**WRITTEN INSTRUCTION**
Each entry below is to be given again word for word, with no pictures.

**DATASET EXCERPTS**
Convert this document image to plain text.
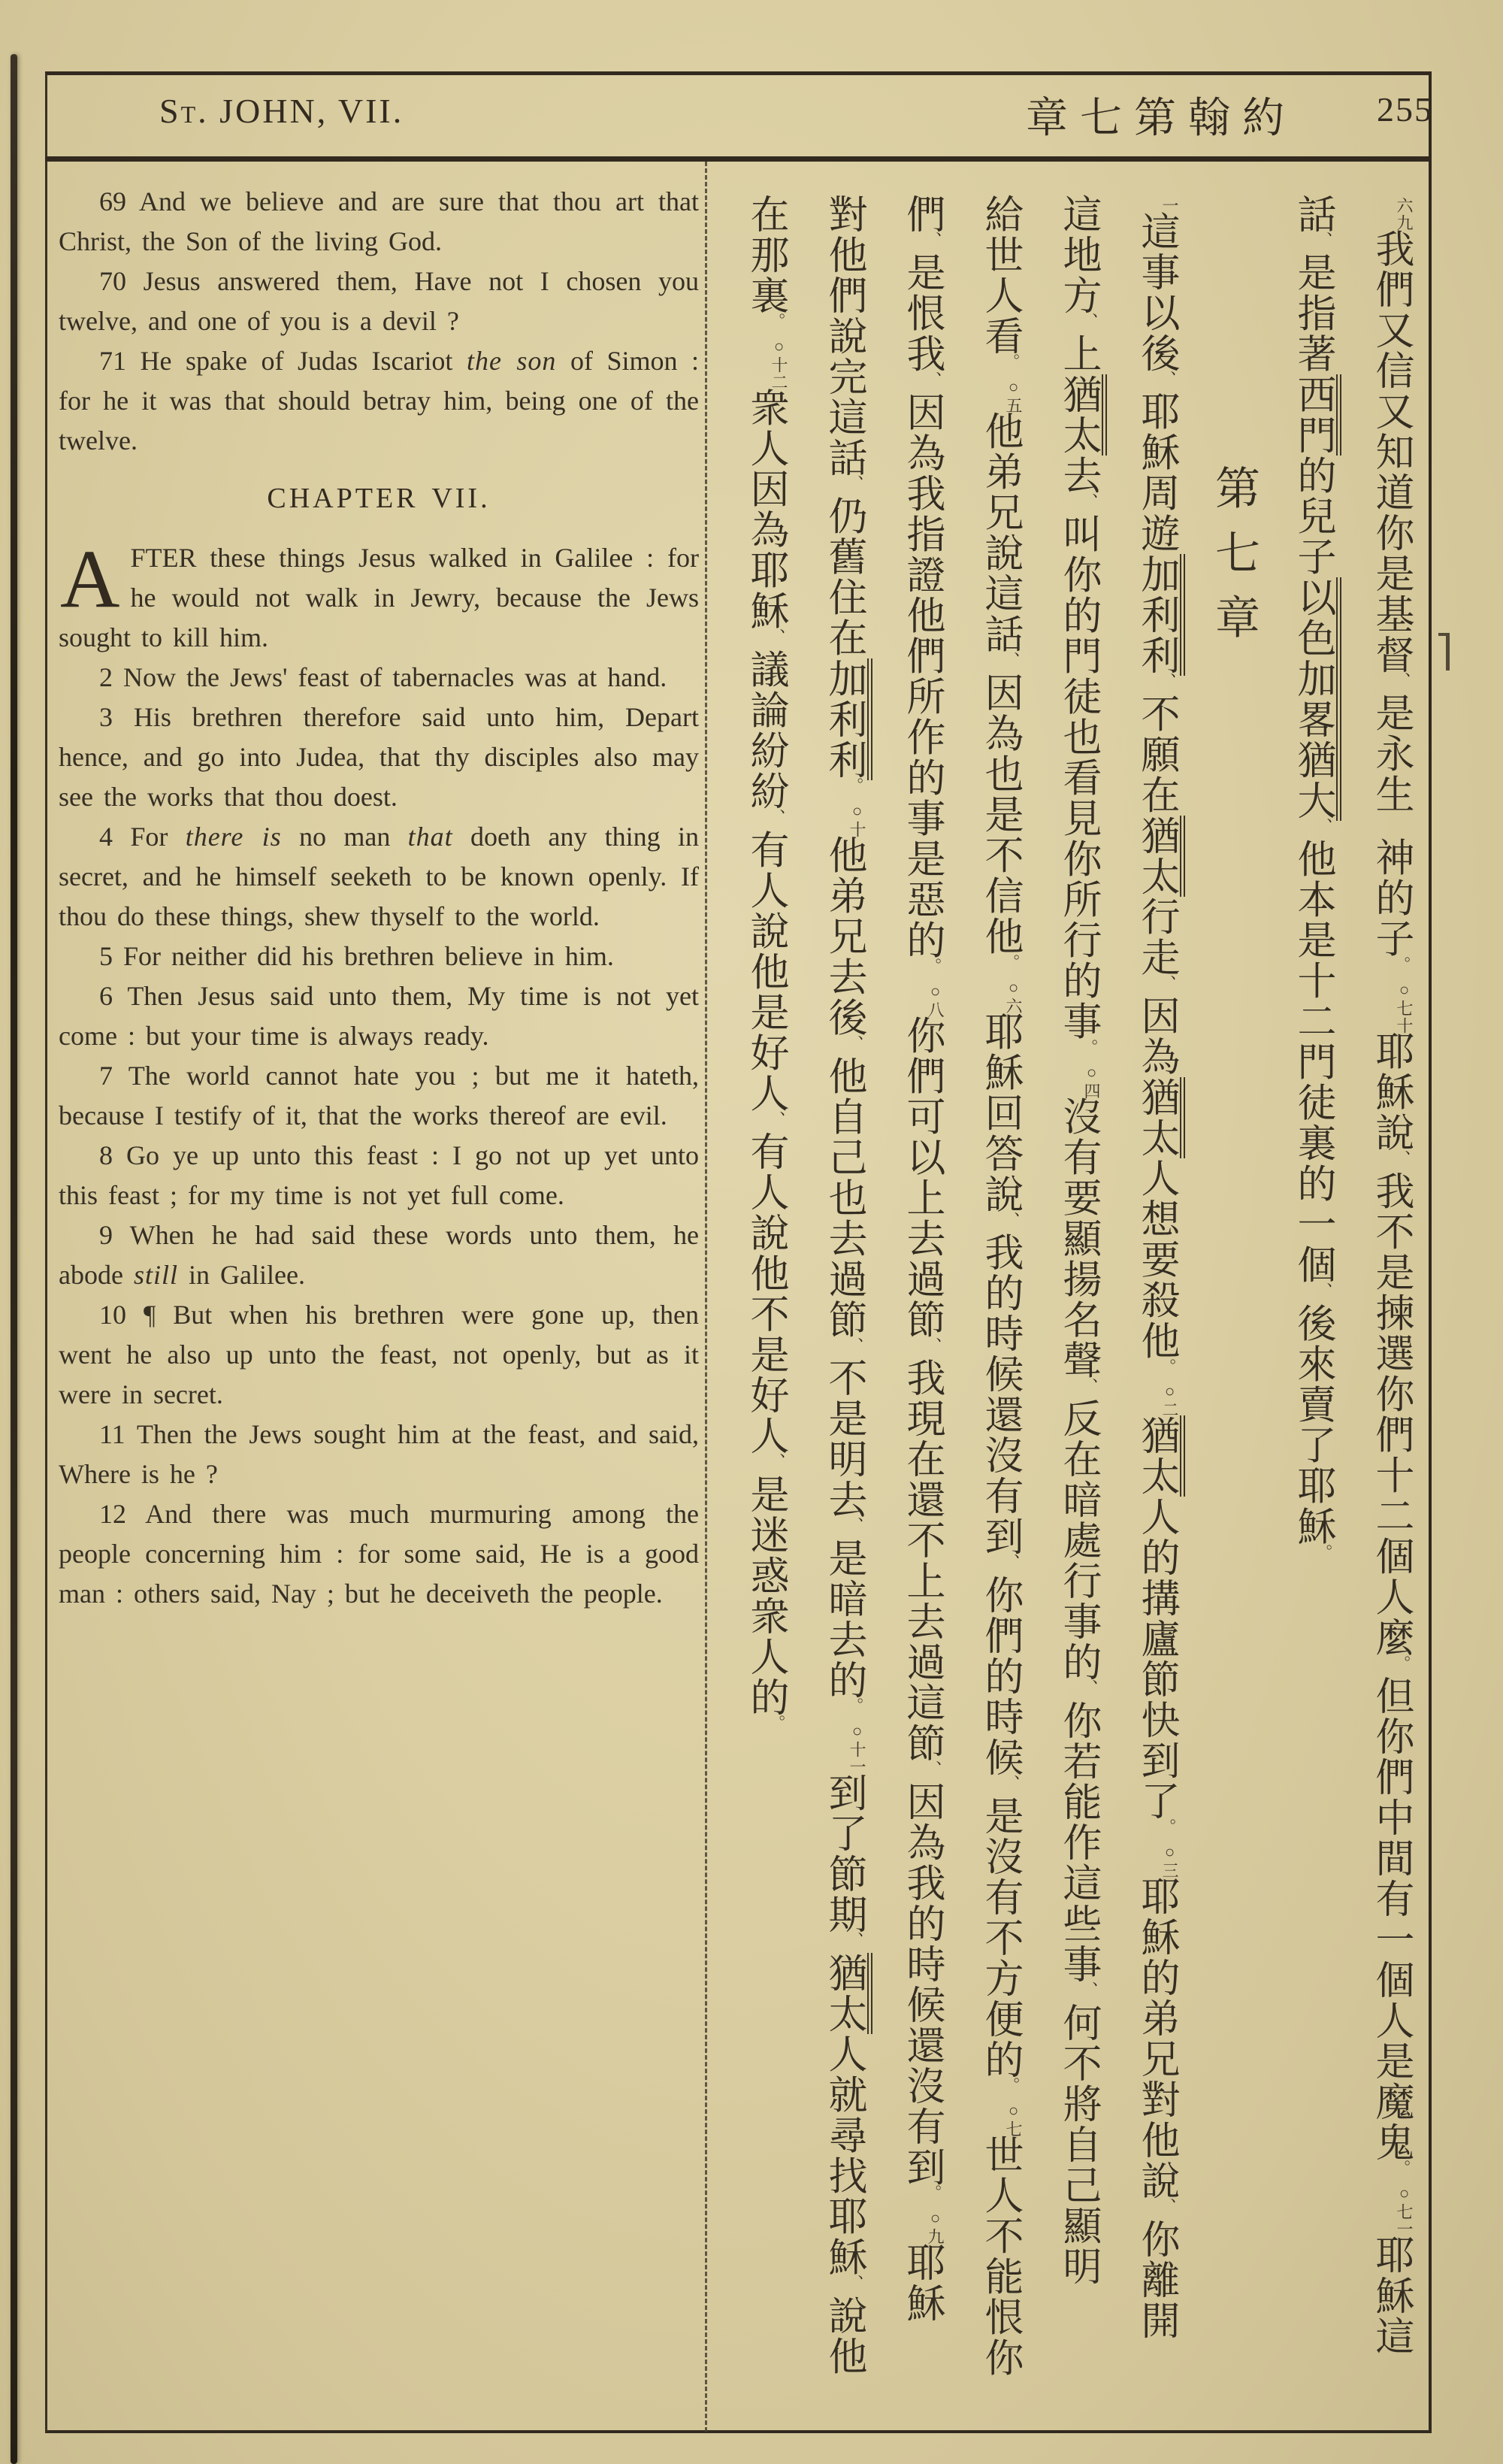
St. JOHN, VII.	章七第翰約 255

69 And we believe and are sure that thou art that Christ, the Son of the living God.

70 Jesus answered them, Have not I chosen you twelve, and one of you is a devil ?

71 He spake of Judas Iscariot the son of Simon : for he it was that should betray him, being one of the twelve.

CHAPTER VII.

AFTER these things Jesus walked in Galilee : for he would not walk in Jewry, because the Jews sought to kill him.

2 Now the Jews' feast of tabernacles was at hand.

3 His brethren therefore said unto him, Depart hence, and go into Judea, that thy disciples also may see the works that thou doest.

4 For there is no man that doeth any thing in secret, and he himself seeketh to be known openly. If thou do these things, shew thyself to the world.

5 For neither did his brethren believe in him.

6 Then Jesus said unto them, My time is not yet come : but your time is always ready.

7 The world cannot hate you ; but me it hateth, because I testify of it, that the works thereof are evil.

8 Go ye up unto this feast : I go not up yet unto this feast ; for my time is not yet full come.

9 When he had said these words unto them, he abode still in Galilee.

10 ¶ But when his brethren were gone up, then went he also up unto the feast, not openly, but as it were in secret.

11 Then the Jews sought him at the feast, and said, Where is he ?

12 And there was much murmuring among the people concerning him : for some said, He is a good man : others said, Nay ; but he deceiveth the people.

六九我們又信又知道你是基督、是永生神的子。○七十耶穌說、我不是揀選你們十二個人麼。但你們中間有一個人是魔鬼。○七一耶穌這
話、是指著西門的兒子以色加畧猶大、他本是十二門徒裏的一個、後來賣了耶穌。
第七章
一這事以後、耶穌周遊加利利、不願在猶太行走、因為猶太人想要殺他。○二猶太人的搆廬節快到了。○三耶穌的弟兄對他說、你離開
這地方、上猶太去、叫你的門徒也看見你所行的事。○四沒有要顯揚名聲、反在暗處行事的、你若能作這些事、何不將自己顯明
給世人看。○五他弟兄說這話、因為也是不信他。○六耶穌回答說、我的時候還沒有到、你們的時候、是沒有不方便的。○七世人不能恨你
們、是恨我、因為我指證他們所作的事是惡的。○八你們可以上去過節、我現在還不上去過這節、因為我的時候還沒有到。○九耶穌
對他們說完這話、仍舊住在加利利。○十他弟兄去後、他自己也去過節、不是明去、是暗去的。○十一到了節期、猶太人就尋找耶穌、說他
在那裏。○十二衆人因為耶穌、議論紛紛、有人說他是好人、有人說他不是好人、是迷惑衆人的。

**EXERCISE RESPONSE**
Convert this document image to plain text.
St. JOHN, VII.	章七第翰約 255

69 And we believe and are sure that thou art that Christ, the Son of the living God.

70 Jesus answered them, Have not I chosen you twelve, and one of you is a devil ?

71 He spake of Judas Iscariot the son of Simon : for he it was that should betray him, being one of the twelve.

CHAPTER VII.

AFTER these things Jesus walked in Galilee : for he would not walk in Jewry, because the Jews sought to kill him.

2 Now the Jews' feast of tabernacles was at hand.

3 His brethren therefore said unto him, Depart hence, and go into Judea, that thy disciples also may see the works that thou doest.

4 For there is no man that doeth any thing in secret, and he himself seeketh to be known openly. If thou do these things, shew thyself to the world.

5 For neither did his brethren believe in him.

6 Then Jesus said unto them, My time is not yet come : but your time is always ready.

7 The world cannot hate you ; but me it hateth, because I testify of it, that the works thereof are evil.

8 Go ye up unto this feast : I go not up yet unto this feast ; for my time is not yet full come.

9 When he had said these words unto them, he abode still in Galilee.

10 ¶ But when his brethren were gone up, then went he also up unto the feast, not openly, but as it were in secret.

11 Then the Jews sought him at the feast, and said, Where is he ?

12 And there was much murmuring among the people concerning him : for some said, He is a good man : others said, Nay ; but he deceiveth the people.

六九我們又信又知道你是基督、是永生神的子。○七十耶穌說、我不是揀選你們十二個人麼。但你們中間有一個人是魔鬼。○七一耶穌這
話、是指著西門的兒子以色加畧猶大、他本是十二門徒裏的一個、後來賣了耶穌。
第七章
一這事以後、耶穌周遊加利利、不願在猶太行走、因為猶太人想要殺他。○二猶太人的搆廬節快到了。○三耶穌的弟兄對他說、你離開
這地方、上猶太去、叫你的門徒也看見你所行的事。○四沒有要顯揚名聲、反在暗處行事的、你若能作這些事、何不將自己顯明
給世人看。○五他弟兄說這話、因為也是不信他。○六耶穌回答說、我的時候還沒有到、你們的時候、是沒有不方便的。○七世人不能恨你
們、是恨我、因為我指證他們所作的事是惡的。○八你們可以上去過節、我現在還不上去過這節、因為我的時候還沒有到。○九耶穌
對他們說完這話、仍舊住在加利利。○十他弟兄去後、他自己也去過節、不是明去、是暗去的。○十一到了節期、猶太人就尋找耶穌、說他
在那裏。○十二衆人因為耶穌、議論紛紛、有人說他是好人、有人說他不是好人、是迷惑衆人的。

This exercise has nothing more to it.